Prestasi Iwan Setiawan
Berbicara mengenai prestasi, Iwan Setiawan sebenarnya tidak pernah punya catatan yang benar-benar mentereng di level klub profesional. Terhitung, hanya sekali Iwan mengangkat trofi di kompetisi resmi PSSI yaitu kala mengantarkan Pusamania Borneo FC menjadi juara Divisi Utama (kasta ke dua sepak bola Indonesia) tahun 2014. Tapi jangan lupa, sepak terjang Borneo waktu itu banyak disorot karena dinilai banyak ‘dibantu’ oleh wasit, sehingga sudah muncul mindset di antara kontestan Divisi Utama saat itu bahwa adalah mendekati mustahil mengalahkan Borneo FC di Samarinda. Bukti nyata adalah kasus ‘sepak bola gajah’ antara PSS Sleman melawan PSIS Semarang yang berbuntut panjang kala itu. Kedua tim terbukti melakukan permainan ‘kotor’ tersebut untuk menghindari Borneo, tim yang susah ditandingi karena faktor-faktor non-teknis.

(Entri tersimpan)
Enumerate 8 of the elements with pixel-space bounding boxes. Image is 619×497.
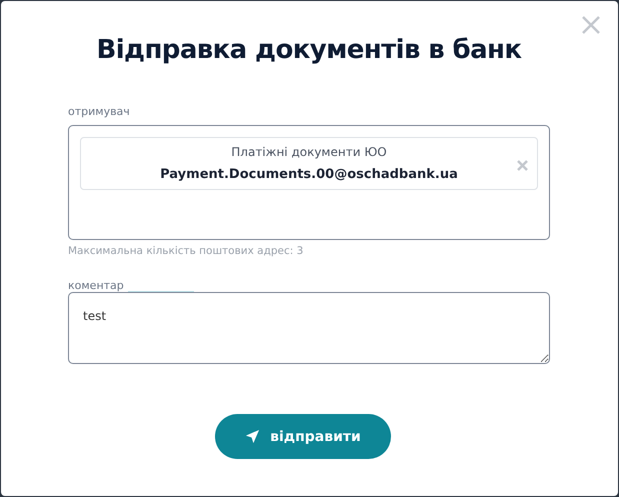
recipient-email: Payment.Documents.00@oschadbank.ua <box>160 167 458 182</box>
dialog-title: Відправка документів в банк <box>96 35 522 65</box>
recipient-field[interactable]: Платіжні документи ЮО Payment.Documents.00@oschadbank.ua <box>68 125 550 240</box>
recipient-name: Платіжні документи ЮО <box>231 145 387 159</box>
field-label: отримувач <box>68 105 130 118</box>
hint-text: Максимальна кількість поштових адрес: 3 <box>68 245 304 257</box>
comment-field[interactable]: test <box>68 292 550 364</box>
send-button[interactable]: відправити <box>215 414 391 459</box>
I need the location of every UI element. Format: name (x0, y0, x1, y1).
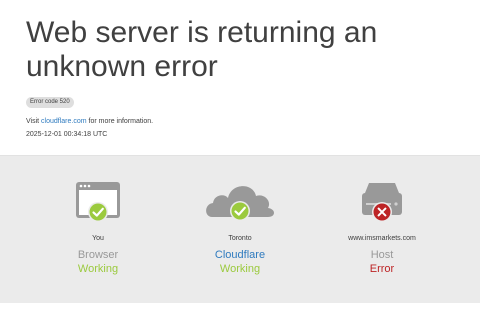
node-location: You (92, 235, 104, 242)
timestamp: 2025-12-01 00:34:18 UTC (26, 131, 108, 138)
visit-prefix: Visit (26, 118, 42, 125)
node-location: Toronto (228, 235, 252, 242)
browser-icon (76, 182, 120, 222)
node-role: Host (370, 249, 394, 261)
cloudflare-link[interactable]: cloudflare.com (41, 118, 87, 125)
node-host: www.imsmarkets.com Host Error (302, 155, 462, 303)
node-role: Browser (77, 249, 119, 261)
status-diagram: You Browser Working Toronto Cloudflare W… (0, 155, 480, 303)
visit-text: Visit cloudflare.com for more informatio… (26, 118, 153, 125)
node-cloudflare: Toronto Cloudflare Working (160, 155, 320, 303)
page-title: Web server is returning an unknown error (26, 16, 378, 83)
footer-strip (0, 303, 480, 320)
visit-suffix: for more information. (86, 118, 154, 125)
node-status: Error (369, 263, 395, 275)
check-icon (230, 201, 250, 221)
node-status: Working (219, 263, 261, 275)
node-browser: You Browser Working (18, 155, 178, 303)
error-header: Web server is returning an unknown error… (0, 0, 480, 155)
server-icon (362, 183, 402, 222)
error-code-badge: Error code 520 (26, 97, 74, 108)
cloud-icon (206, 186, 274, 221)
node-role: Cloudflare (214, 249, 266, 261)
node-location: www.imsmarkets.com (348, 235, 416, 242)
node-status: Working (77, 263, 119, 275)
error-x-icon (372, 202, 392, 222)
check-icon (88, 202, 108, 222)
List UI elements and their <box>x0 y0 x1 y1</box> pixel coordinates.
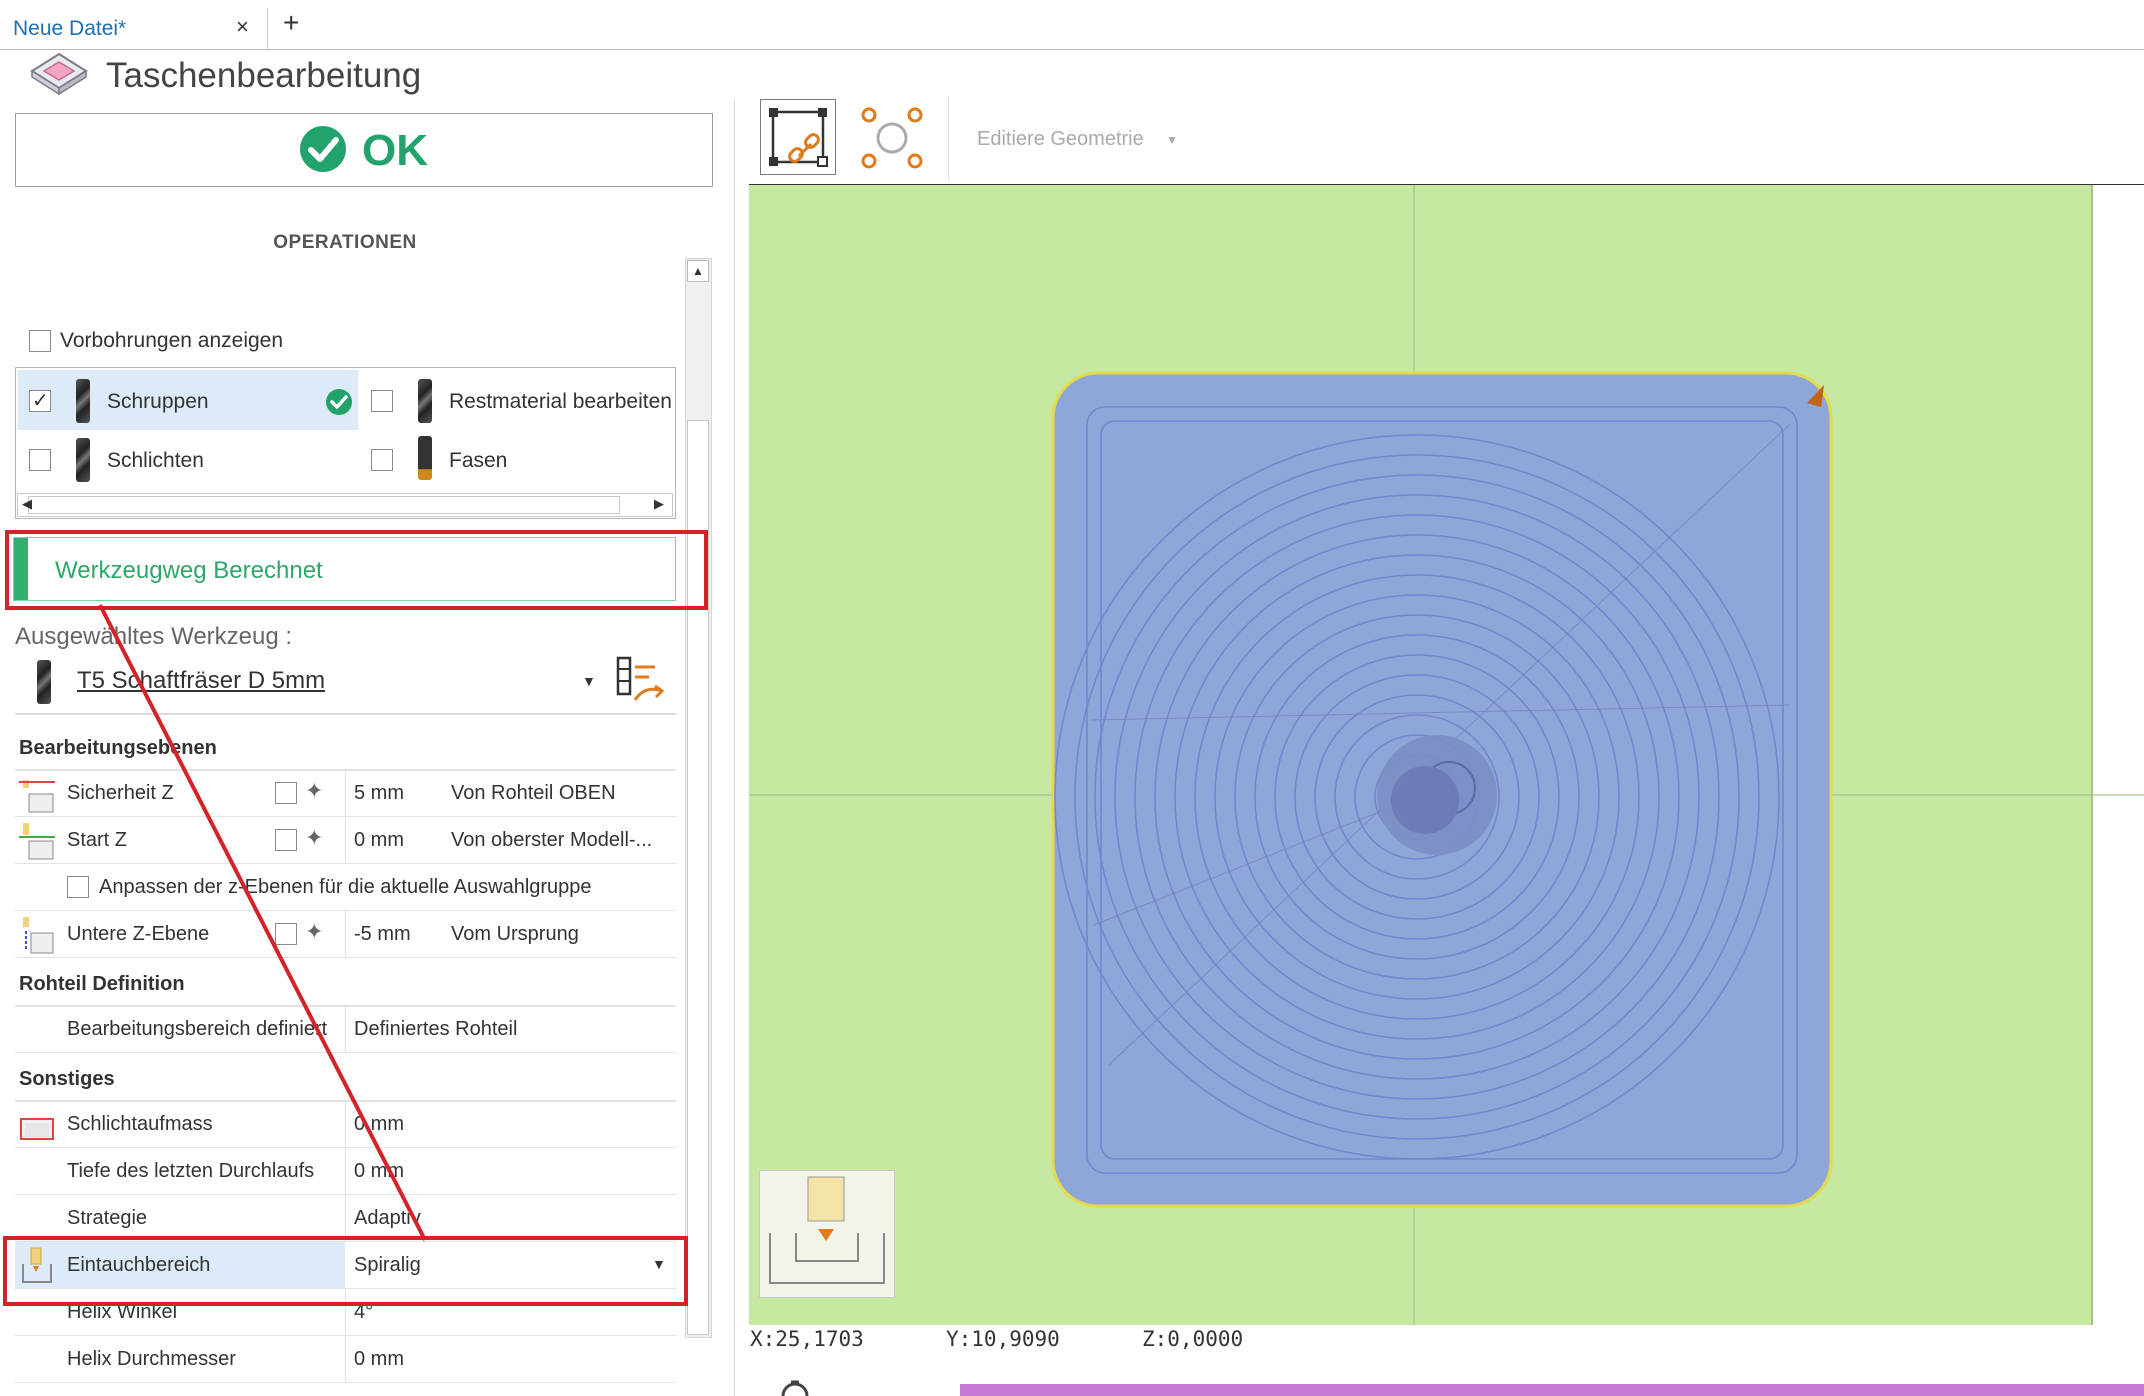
edit-geometry-label[interactable]: Editiere Geometrie <box>977 128 1144 151</box>
plunge-preview-icon <box>769 1176 885 1284</box>
toolbar-separator <box>948 96 949 180</box>
simulation-progress-bar[interactable] <box>960 1384 2144 1396</box>
tool-preview-widget[interactable] <box>759 1170 895 1298</box>
select-geometry-button[interactable] <box>760 99 836 175</box>
annotation-arrow-line <box>98 604 427 1241</box>
coord-x: X:25,1703 <box>750 1327 864 1351</box>
timer-icon <box>781 1380 809 1396</box>
point-cloud-icon[interactable] <box>857 103 927 173</box>
chain-select-icon <box>769 108 828 167</box>
cam-viewport[interactable] <box>749 185 2144 1325</box>
panel-divider[interactable] <box>734 100 735 1396</box>
chevron-down-icon[interactable]: ▼ <box>1166 133 1178 147</box>
coord-z: Z:0,0000 <box>1142 1327 1244 1351</box>
coord-y: Y:10,9090 <box>946 1327 1060 1351</box>
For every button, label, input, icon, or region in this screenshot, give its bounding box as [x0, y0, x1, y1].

### Petunjuk Latihan
1 - Ubah bagian teks tentang prestasi Iwan Setiawan mulai dari "Prestasi Iwan Setiawan" sampai dengan "karena faktor-faktor non-teknis.", lalu tuliskan bagian itu dengan "Divisi Utama" diganti menjadi "Liga Utama".
2 - Tolong salin kata demi kata baris-baris listing dari baris yang memuat "edit-geometry-label[interactable]: Editiere Geometrie" sampai dengan baris yang memuat "simulation-progress-bar[interactable] <box>960 1384".

### Jawaban Tiap Tugas
1 -
Prestasi Iwan Setiawan
Berbicara mengenai prestasi, Iwan Setiawan sebenarnya tidak pernah punya catatan yang benar-benar mentereng di level klub profesional. Terhitung, hanya sekali Iwan mengangkat trofi di kompetisi resmi PSSI yaitu kala mengantarkan Pusamania Borneo FC menjadi juara Liga Utama (kasta ke dua sepak bola Indonesia) tahun 2014. Tapi jangan lupa, sepak terjang Borneo waktu itu banyak disorot karena dinilai banyak ‘dibantu’ oleh wasit, sehingga sudah muncul mindset di antara kontestan Liga Utama saat itu bahwa adalah mendekati mustahil mengalahkan Borneo FC di Samarinda. Bukti nyata adalah kasus ‘sepak bola gajah’ antara PSS Sleman melawan PSIS Semarang yang berbuntut panjang kala itu. Kedua tim terbukti melakukan permainan ‘kotor’ tersebut untuk menghindari Borneo, tim yang susah ditandingi karena faktor-faktor non-teknis.

2 -
edit-geometry-label[interactable]: Editiere Geometrie <box>977 128 1144 151</box>
plunge-preview-icon <box>769 1176 885 1284</box>
toolbar-separator <box>948 96 949 180</box>
simulation-progress-bar[interactable] <box>960 1384 2144 1396</box>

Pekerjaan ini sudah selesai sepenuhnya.